■ **DATA SHOWN**

....................

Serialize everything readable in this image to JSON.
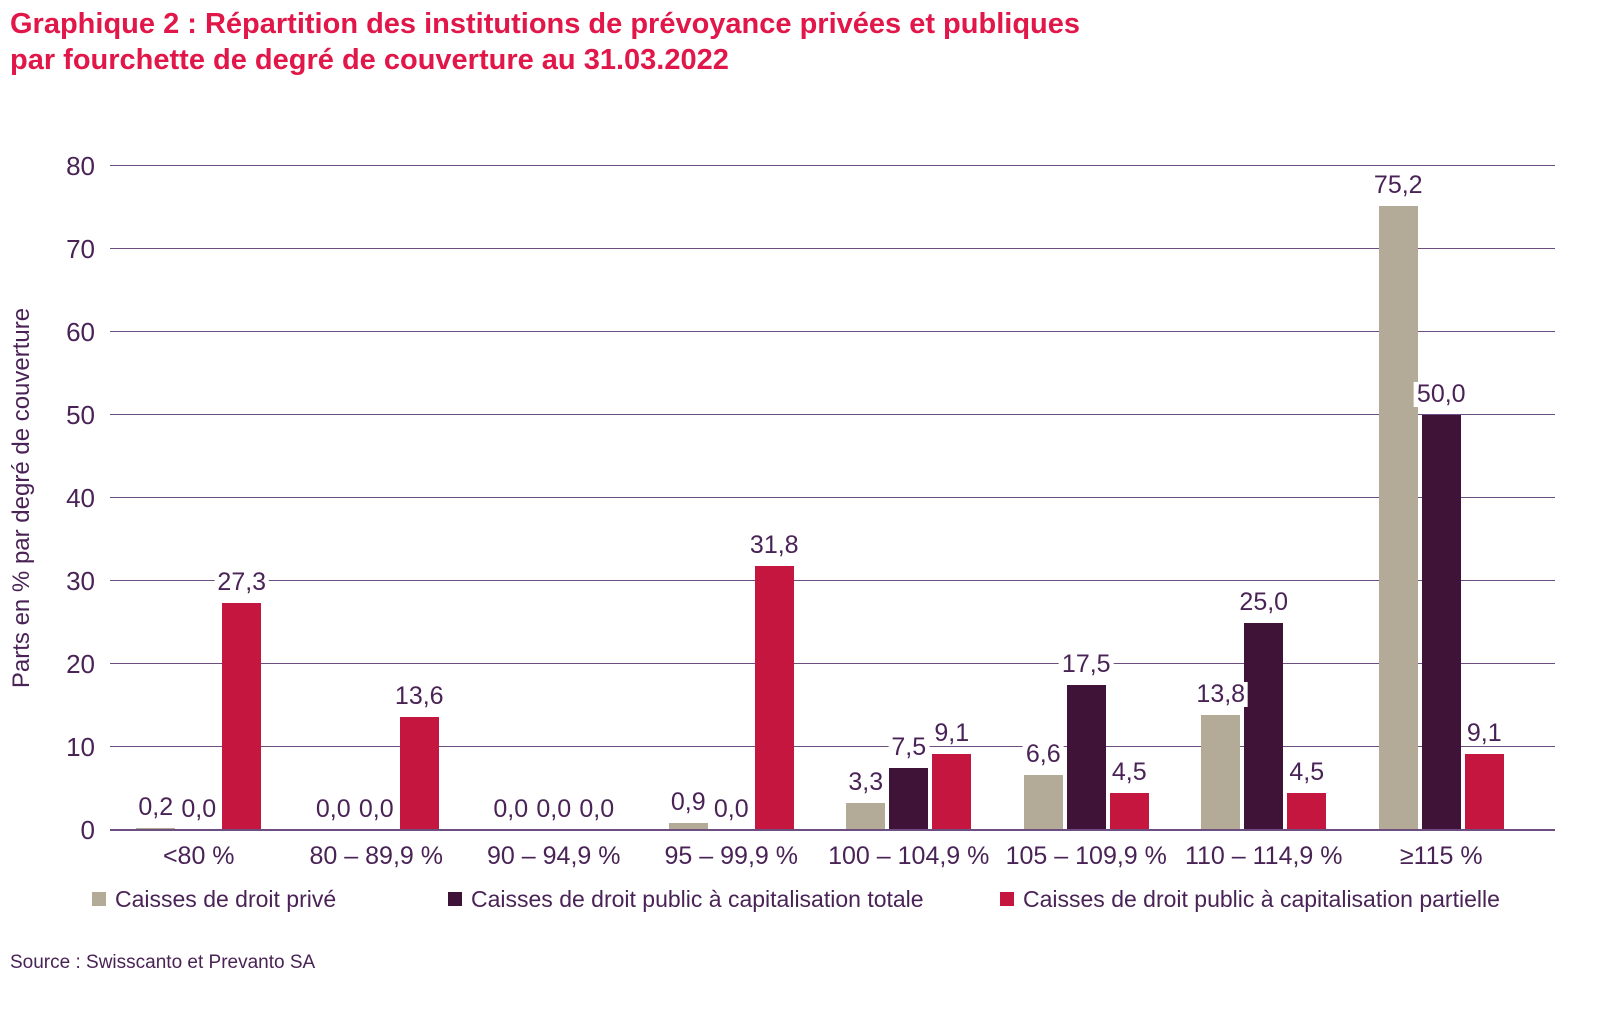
{
  "title": {
    "line1": "Graphique 2 : Répartition des institutions de prévoyance privées et publiques",
    "line2": "par fourchette de degré de couverture au 31.03.2022"
  },
  "source": "Source : Swisscanto et Prevanto SA",
  "colors": {
    "title": "#E1174A",
    "text": "#4A2356",
    "grid": "#6C4E80",
    "background": "#FFFFFF",
    "series_private": "#B3AB97",
    "series_public_total": "#3F1238",
    "series_public_partial": "#C4163F"
  },
  "chart_data": {
    "type": "bar",
    "title": "Graphique 2 : Répartition des institutions de prévoyance privées et publiques par fourchette de degré de couverture au 31.03.2022",
    "xlabel": "",
    "ylabel": "Parts en % par degré de couverture",
    "ylim": [
      0,
      80
    ],
    "yticks": [
      0,
      10,
      20,
      30,
      40,
      50,
      60,
      70,
      80
    ],
    "grid": true,
    "legend_position": "bottom",
    "categories": [
      "<80 %",
      "80 – 89,9 %",
      "90 – 94,9 %",
      "95 – 99,9 %",
      "100 – 104,9 %",
      "105 – 109,9 %",
      "110 – 114,9 %",
      "≥115 %"
    ],
    "series": [
      {
        "name": "Caisses de droit privé",
        "color": "#B3AB97",
        "values": [
          0.2,
          0.0,
          0.0,
          0.9,
          3.3,
          6.6,
          13.8,
          75.2
        ],
        "value_labels": [
          "0,2",
          "0,0",
          "0,0",
          "0,9",
          "3,3",
          "6,6",
          "13,8",
          "75,2"
        ]
      },
      {
        "name": "Caisses de droit public à capitalisation totale",
        "color": "#3F1238",
        "values": [
          0.0,
          0.0,
          0.0,
          0.0,
          7.5,
          17.5,
          25.0,
          50.0
        ],
        "value_labels": [
          "0,0",
          "0,0",
          "0,0",
          "0,0",
          "7,5",
          "17,5",
          "25,0",
          "50,0"
        ]
      },
      {
        "name": "Caisses de droit public à capitalisation partielle",
        "color": "#C4163F",
        "values": [
          27.3,
          13.6,
          0.0,
          31.8,
          9.1,
          4.5,
          4.5,
          9.1
        ],
        "value_labels": [
          "27,3",
          "13,6",
          "0,0",
          "31,8",
          "9,1",
          "4,5",
          "4,5",
          "9,1"
        ]
      }
    ],
    "legend_x_positions": [
      92,
      448,
      1000
    ]
  }
}
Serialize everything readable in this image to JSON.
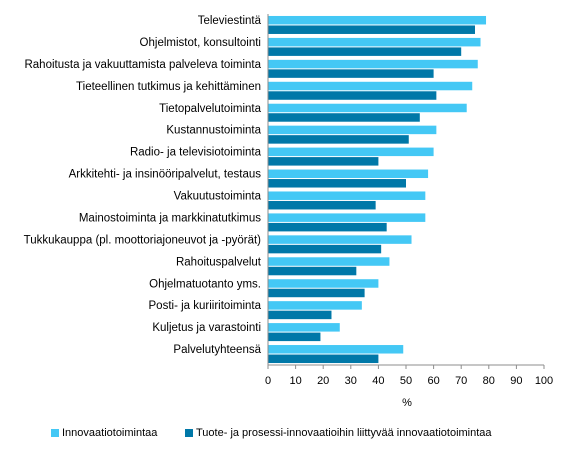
{
  "chart_data": {
    "type": "bar",
    "orientation": "horizontal",
    "categories": [
      "Televiestintä",
      "Ohjelmistot, konsultointi",
      "Rahoitusta ja vakuuttamista palveleva toiminta",
      "Tieteellinen tutkimus ja kehittäminen",
      "Tietopalvelutoiminta",
      "Kustannustoiminta",
      "Radio- ja televisiotoiminta",
      "Arkkitehti- ja insinööripalvelut, testaus",
      "Vakuutustoiminta",
      "Mainostoiminta ja markkinatutkimus",
      "Tukkukauppa (pl. moottoriajoneuvot ja -pyörät)",
      "Rahoituspalvelut",
      "Ohjelmatuotanto yms.",
      "Posti- ja kuriiritoiminta",
      "Kuljetus ja varastointi",
      "Palvelutyhteensä"
    ],
    "series": [
      {
        "name": "Innovaatiotoimintaa",
        "color": "#44c8f5",
        "values": [
          79,
          77,
          76,
          74,
          72,
          61,
          60,
          58,
          57,
          57,
          52,
          44,
          40,
          34,
          26,
          49
        ]
      },
      {
        "name": "Tuote- ja prosessi-innovaatioihin liittyvää innovaatiotoimintaa",
        "color": "#0078a8",
        "values": [
          75,
          70,
          60,
          61,
          55,
          51,
          40,
          50,
          39,
          43,
          41,
          32,
          35,
          23,
          19,
          40
        ]
      }
    ],
    "xlim": [
      0,
      100
    ],
    "xticks": [
      "0",
      "10",
      "20",
      "30",
      "40",
      "50",
      "60",
      "70",
      "80",
      "90",
      "100"
    ],
    "xlabel": "%",
    "grid": false,
    "legend_position": "bottom"
  }
}
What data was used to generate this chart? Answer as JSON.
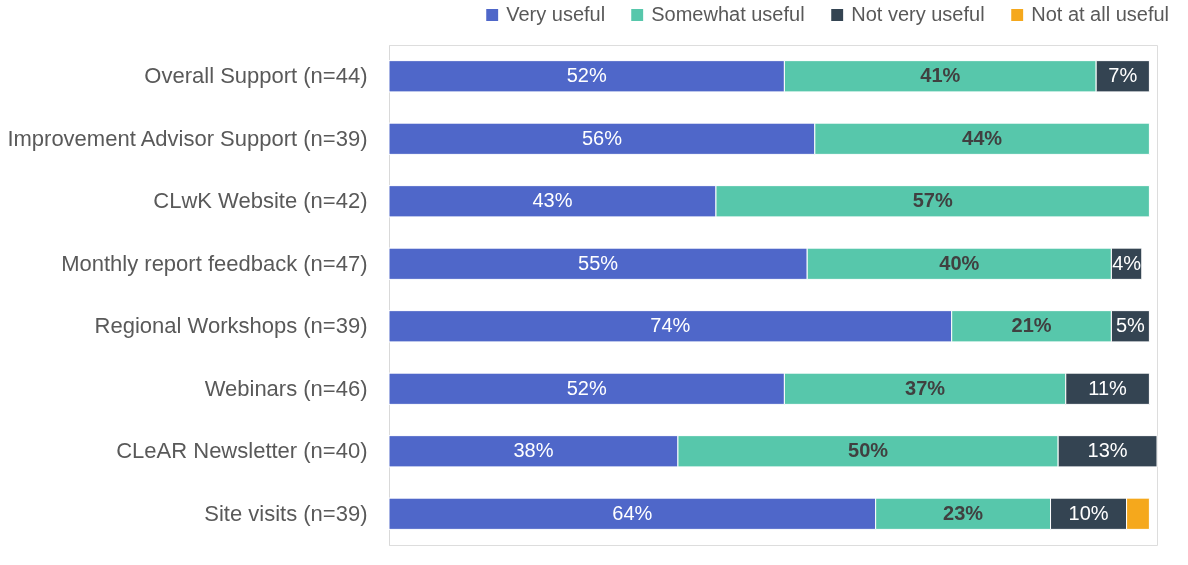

....................

Copy every line of the data exactly as written, excluding the pictures.

■ **SOLUTION TO THIS TASK**
Serialize everything readable in this image to JSON.
{
  "title": {
    "line1": "Graphique 2 : Répartition des institutions de prévoyance privées et publiques",
    "line2": "par fourchette de degré de couverture au 31.03.2022"
  },
  "source": "Source : Swisscanto et Prevanto SA",
  "colors": {
    "title": "#E1174A",
    "text": "#4A2356",
    "grid": "#6C4E80",
    "background": "#FFFFFF",
    "series_private": "#B3AB97",
    "series_public_total": "#3F1238",
    "series_public_partial": "#C4163F"
  },
  "chart_data": {
    "type": "bar",
    "title": "Graphique 2 : Répartition des institutions de prévoyance privées et publiques par fourchette de degré de couverture au 31.03.2022",
    "xlabel": "",
    "ylabel": "Parts en % par degré de couverture",
    "ylim": [
      0,
      80
    ],
    "yticks": [
      0,
      10,
      20,
      30,
      40,
      50,
      60,
      70,
      80
    ],
    "grid": true,
    "legend_position": "bottom",
    "categories": [
      "<80 %",
      "80 – 89,9 %",
      "90 – 94,9 %",
      "95 – 99,9 %",
      "100 – 104,9 %",
      "105 – 109,9 %",
      "110 – 114,9 %",
      "≥115 %"
    ],
    "series": [
      {
        "name": "Caisses de droit privé",
        "color": "#B3AB97",
        "values": [
          0.2,
          0.0,
          0.0,
          0.9,
          3.3,
          6.6,
          13.8,
          75.2
        ],
        "value_labels": [
          "0,2",
          "0,0",
          "0,0",
          "0,9",
          "3,3",
          "6,6",
          "13,8",
          "75,2"
        ]
      },
      {
        "name": "Caisses de droit public à capitalisation totale",
        "color": "#3F1238",
        "values": [
          0.0,
          0.0,
          0.0,
          0.0,
          7.5,
          17.5,
          25.0,
          50.0
        ],
        "value_labels": [
          "0,0",
          "0,0",
          "0,0",
          "0,0",
          "7,5",
          "17,5",
          "25,0",
          "50,0"
        ]
      },
      {
        "name": "Caisses de droit public à capitalisation partielle",
        "color": "#C4163F",
        "values": [
          27.3,
          13.6,
          0.0,
          31.8,
          9.1,
          4.5,
          4.5,
          9.1
        ],
        "value_labels": [
          "27,3",
          "13,6",
          "0,0",
          "31,8",
          "9,1",
          "4,5",
          "4,5",
          "9,1"
        ]
      }
    ],
    "legend_x_positions": [
      92,
      448,
      1000
    ]
  }
}
Serialize everything readable in this image to JSON.
{
  "chart_data": {
    "type": "bar",
    "orientation": "horizontal",
    "categories": [
      "Televiestintä",
      "Ohjelmistot, konsultointi",
      "Rahoitusta ja vakuuttamista palveleva toiminta",
      "Tieteellinen tutkimus ja kehittäminen",
      "Tietopalvelutoiminta",
      "Kustannustoiminta",
      "Radio- ja televisiotoiminta",
      "Arkkitehti- ja insinööripalvelut, testaus",
      "Vakuutustoiminta",
      "Mainostoiminta ja markkinatutkimus",
      "Tukkukauppa (pl. moottoriajoneuvot ja -pyörät)",
      "Rahoituspalvelut",
      "Ohjelmatuotanto yms.",
      "Posti- ja kuriiritoiminta",
      "Kuljetus ja varastointi",
      "Palvelutyhteensä"
    ],
    "series": [
      {
        "name": "Innovaatiotoimintaa",
        "color": "#44c8f5",
        "values": [
          79,
          77,
          76,
          74,
          72,
          61,
          60,
          58,
          57,
          57,
          52,
          44,
          40,
          34,
          26,
          49
        ]
      },
      {
        "name": "Tuote- ja prosessi-innovaatioihin liittyvää innovaatiotoimintaa",
        "color": "#0078a8",
        "values": [
          75,
          70,
          60,
          61,
          55,
          51,
          40,
          50,
          39,
          43,
          41,
          32,
          35,
          23,
          19,
          40
        ]
      }
    ],
    "xlim": [
      0,
      100
    ],
    "xticks": [
      "0",
      "10",
      "20",
      "30",
      "40",
      "50",
      "60",
      "70",
      "80",
      "90",
      "100"
    ],
    "xlabel": "%",
    "grid": false,
    "legend_position": "bottom"
  }
}
What data was used to generate this chart? Answer as JSON.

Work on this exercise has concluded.